• **PROBLEM TO SOLVE**: Return each line containing "payable".
··· DATA SUPPLIED ···
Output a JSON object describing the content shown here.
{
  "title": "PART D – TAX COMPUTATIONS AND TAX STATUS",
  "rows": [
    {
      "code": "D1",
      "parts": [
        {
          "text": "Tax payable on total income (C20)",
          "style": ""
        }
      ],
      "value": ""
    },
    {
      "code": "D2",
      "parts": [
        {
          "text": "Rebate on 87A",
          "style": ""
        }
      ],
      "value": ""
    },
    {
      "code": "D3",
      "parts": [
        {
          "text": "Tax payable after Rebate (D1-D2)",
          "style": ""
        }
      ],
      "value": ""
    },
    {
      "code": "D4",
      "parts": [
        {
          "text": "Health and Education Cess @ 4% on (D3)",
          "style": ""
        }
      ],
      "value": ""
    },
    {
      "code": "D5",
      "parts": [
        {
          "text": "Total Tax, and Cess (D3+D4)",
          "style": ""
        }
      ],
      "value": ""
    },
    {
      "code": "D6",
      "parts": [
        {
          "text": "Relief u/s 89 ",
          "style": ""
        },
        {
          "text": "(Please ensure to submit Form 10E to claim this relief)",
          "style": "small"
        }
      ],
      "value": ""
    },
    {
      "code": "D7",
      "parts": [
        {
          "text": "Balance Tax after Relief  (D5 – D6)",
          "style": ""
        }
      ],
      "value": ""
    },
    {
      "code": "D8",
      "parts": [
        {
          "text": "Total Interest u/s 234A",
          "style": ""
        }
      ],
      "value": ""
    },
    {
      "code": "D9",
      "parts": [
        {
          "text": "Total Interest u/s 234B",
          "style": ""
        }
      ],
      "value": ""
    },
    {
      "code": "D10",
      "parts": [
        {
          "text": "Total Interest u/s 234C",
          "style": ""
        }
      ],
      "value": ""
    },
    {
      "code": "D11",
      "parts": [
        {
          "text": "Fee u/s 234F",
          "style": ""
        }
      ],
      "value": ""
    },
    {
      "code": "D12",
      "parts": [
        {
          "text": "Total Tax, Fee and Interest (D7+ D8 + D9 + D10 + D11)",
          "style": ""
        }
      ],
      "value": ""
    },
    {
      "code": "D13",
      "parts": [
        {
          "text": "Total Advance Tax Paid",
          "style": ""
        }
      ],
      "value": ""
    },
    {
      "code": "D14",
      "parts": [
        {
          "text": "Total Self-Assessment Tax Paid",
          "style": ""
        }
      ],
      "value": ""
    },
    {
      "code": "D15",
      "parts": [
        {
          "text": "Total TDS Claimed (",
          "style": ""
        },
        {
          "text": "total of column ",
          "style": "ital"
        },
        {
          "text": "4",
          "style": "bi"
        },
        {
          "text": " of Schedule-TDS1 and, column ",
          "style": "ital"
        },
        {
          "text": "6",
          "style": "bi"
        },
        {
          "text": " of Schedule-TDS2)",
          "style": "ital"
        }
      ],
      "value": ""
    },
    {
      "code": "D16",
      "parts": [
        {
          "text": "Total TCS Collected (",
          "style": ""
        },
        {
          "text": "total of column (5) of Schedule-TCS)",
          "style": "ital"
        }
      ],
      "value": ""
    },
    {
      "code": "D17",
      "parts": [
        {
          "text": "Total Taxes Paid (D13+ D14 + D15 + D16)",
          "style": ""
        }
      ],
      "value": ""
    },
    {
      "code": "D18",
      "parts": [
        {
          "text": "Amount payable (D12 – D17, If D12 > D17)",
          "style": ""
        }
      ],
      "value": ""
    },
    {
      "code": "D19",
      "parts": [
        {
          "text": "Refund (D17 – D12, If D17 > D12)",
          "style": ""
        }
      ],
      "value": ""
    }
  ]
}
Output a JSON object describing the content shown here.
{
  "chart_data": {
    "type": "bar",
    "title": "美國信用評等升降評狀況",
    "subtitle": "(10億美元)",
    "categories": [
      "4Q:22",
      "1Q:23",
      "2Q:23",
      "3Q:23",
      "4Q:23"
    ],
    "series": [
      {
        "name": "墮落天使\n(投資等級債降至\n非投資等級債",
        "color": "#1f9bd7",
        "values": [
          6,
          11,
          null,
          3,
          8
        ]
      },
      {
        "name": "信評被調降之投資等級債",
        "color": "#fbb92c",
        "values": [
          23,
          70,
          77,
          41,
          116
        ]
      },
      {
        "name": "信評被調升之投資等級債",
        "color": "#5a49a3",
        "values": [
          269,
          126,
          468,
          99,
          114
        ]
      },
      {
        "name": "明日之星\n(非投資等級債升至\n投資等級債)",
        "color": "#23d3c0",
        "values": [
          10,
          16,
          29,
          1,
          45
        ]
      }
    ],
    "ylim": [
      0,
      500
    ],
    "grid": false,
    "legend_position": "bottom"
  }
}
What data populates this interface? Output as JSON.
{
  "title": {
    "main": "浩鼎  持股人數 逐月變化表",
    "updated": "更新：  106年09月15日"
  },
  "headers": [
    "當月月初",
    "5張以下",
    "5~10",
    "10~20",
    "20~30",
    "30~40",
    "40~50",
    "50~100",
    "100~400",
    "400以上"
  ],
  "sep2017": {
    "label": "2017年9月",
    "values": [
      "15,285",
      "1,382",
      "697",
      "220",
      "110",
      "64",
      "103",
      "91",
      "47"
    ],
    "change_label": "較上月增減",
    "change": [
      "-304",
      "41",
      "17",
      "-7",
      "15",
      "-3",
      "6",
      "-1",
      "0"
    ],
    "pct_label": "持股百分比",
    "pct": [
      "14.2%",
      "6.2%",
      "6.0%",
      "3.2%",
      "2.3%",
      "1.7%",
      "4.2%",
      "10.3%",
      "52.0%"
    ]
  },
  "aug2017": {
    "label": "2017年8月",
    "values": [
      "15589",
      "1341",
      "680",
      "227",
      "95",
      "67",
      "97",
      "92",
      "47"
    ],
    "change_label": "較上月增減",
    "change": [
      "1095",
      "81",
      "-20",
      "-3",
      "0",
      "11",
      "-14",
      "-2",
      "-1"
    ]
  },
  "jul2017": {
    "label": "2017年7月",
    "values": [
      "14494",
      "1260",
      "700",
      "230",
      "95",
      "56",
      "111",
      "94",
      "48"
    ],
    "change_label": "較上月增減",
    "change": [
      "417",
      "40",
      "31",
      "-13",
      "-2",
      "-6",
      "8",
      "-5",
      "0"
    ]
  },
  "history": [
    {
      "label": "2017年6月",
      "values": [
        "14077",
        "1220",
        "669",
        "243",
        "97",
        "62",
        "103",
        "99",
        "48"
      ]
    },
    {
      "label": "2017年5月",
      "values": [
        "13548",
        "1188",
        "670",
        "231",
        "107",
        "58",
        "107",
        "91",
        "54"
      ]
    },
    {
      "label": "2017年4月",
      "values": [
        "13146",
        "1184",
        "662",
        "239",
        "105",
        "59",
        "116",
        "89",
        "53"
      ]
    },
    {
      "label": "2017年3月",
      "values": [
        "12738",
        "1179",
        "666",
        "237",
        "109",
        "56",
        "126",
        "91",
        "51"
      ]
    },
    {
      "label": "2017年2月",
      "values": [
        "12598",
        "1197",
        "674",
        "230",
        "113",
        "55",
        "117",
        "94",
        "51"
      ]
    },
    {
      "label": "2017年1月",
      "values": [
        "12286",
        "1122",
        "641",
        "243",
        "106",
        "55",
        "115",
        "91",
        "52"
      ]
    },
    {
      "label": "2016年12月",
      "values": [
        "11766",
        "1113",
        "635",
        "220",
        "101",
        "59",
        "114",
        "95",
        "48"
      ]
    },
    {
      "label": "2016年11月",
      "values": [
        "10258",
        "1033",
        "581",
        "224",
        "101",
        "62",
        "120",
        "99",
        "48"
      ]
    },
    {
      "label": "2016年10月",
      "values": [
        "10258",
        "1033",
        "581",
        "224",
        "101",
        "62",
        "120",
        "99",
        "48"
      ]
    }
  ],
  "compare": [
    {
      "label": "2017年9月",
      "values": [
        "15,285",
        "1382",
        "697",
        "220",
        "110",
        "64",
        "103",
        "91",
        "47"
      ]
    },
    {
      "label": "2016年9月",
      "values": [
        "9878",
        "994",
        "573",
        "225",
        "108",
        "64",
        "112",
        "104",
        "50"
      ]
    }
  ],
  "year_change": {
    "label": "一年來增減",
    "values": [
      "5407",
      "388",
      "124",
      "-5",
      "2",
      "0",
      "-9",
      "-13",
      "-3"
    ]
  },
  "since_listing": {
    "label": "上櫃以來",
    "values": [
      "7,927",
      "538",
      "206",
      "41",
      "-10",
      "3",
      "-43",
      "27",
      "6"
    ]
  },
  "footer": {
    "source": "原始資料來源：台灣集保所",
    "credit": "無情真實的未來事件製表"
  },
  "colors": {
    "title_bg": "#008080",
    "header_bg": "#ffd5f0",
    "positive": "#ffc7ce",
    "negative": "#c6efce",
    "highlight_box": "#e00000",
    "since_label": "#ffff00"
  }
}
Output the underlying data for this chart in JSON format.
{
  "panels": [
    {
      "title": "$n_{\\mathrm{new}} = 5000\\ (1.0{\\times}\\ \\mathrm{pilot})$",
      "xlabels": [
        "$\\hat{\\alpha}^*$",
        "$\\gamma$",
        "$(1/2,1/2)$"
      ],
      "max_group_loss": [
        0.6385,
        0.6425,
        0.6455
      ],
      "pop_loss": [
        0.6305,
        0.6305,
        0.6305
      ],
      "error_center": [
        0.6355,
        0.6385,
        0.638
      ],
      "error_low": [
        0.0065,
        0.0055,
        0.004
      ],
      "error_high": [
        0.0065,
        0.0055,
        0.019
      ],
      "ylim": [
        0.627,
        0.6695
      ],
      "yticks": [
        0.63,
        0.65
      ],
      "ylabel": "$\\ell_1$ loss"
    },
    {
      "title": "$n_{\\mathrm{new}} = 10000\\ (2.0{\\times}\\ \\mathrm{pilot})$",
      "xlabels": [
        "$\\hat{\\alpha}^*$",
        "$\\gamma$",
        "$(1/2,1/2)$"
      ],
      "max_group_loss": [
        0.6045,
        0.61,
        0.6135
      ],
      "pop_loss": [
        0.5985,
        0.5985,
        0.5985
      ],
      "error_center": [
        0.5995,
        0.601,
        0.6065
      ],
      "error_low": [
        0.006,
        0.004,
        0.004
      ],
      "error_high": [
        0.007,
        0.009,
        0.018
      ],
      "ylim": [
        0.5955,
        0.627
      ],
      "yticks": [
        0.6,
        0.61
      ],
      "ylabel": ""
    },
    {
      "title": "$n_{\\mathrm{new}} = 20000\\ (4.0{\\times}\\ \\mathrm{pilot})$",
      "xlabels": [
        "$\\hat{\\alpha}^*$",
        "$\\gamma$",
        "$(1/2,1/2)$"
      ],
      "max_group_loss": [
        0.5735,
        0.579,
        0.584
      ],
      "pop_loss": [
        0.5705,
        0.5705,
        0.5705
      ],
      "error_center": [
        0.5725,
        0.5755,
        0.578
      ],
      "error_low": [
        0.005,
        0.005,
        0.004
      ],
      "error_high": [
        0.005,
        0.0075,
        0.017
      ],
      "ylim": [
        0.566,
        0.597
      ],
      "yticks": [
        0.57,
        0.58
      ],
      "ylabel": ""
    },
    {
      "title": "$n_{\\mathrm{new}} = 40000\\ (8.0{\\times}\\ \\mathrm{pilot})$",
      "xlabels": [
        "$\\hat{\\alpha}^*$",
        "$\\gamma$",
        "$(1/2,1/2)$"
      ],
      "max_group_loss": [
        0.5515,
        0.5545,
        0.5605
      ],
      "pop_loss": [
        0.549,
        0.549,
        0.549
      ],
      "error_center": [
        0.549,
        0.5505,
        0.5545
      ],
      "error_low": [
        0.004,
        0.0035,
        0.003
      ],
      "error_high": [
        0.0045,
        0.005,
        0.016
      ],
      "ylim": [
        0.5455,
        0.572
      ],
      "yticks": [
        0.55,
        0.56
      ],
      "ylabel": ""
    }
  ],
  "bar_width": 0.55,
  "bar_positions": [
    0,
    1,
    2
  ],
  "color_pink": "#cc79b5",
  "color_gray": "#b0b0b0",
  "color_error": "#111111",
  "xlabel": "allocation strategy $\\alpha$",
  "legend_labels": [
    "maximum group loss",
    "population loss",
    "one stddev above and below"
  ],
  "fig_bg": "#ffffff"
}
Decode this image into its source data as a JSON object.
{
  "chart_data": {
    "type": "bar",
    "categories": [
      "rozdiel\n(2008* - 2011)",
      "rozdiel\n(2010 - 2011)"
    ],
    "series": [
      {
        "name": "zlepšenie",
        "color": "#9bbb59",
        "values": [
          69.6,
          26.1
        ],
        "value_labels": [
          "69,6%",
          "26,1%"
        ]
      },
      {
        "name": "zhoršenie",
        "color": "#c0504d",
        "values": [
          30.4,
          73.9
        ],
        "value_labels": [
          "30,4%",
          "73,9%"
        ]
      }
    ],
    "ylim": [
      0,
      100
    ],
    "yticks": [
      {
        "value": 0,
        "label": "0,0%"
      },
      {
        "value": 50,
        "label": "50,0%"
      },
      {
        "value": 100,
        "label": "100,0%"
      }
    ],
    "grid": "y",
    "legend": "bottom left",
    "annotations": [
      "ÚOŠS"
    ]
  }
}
···
• **COMPLETE ANSWER**:
          "text": "Tax payable on total income (C20)",
          "text": "Tax payable after Rebate (D1-D2)",
          "text": "Amount payable (D12 – D17, If D12 > D17)",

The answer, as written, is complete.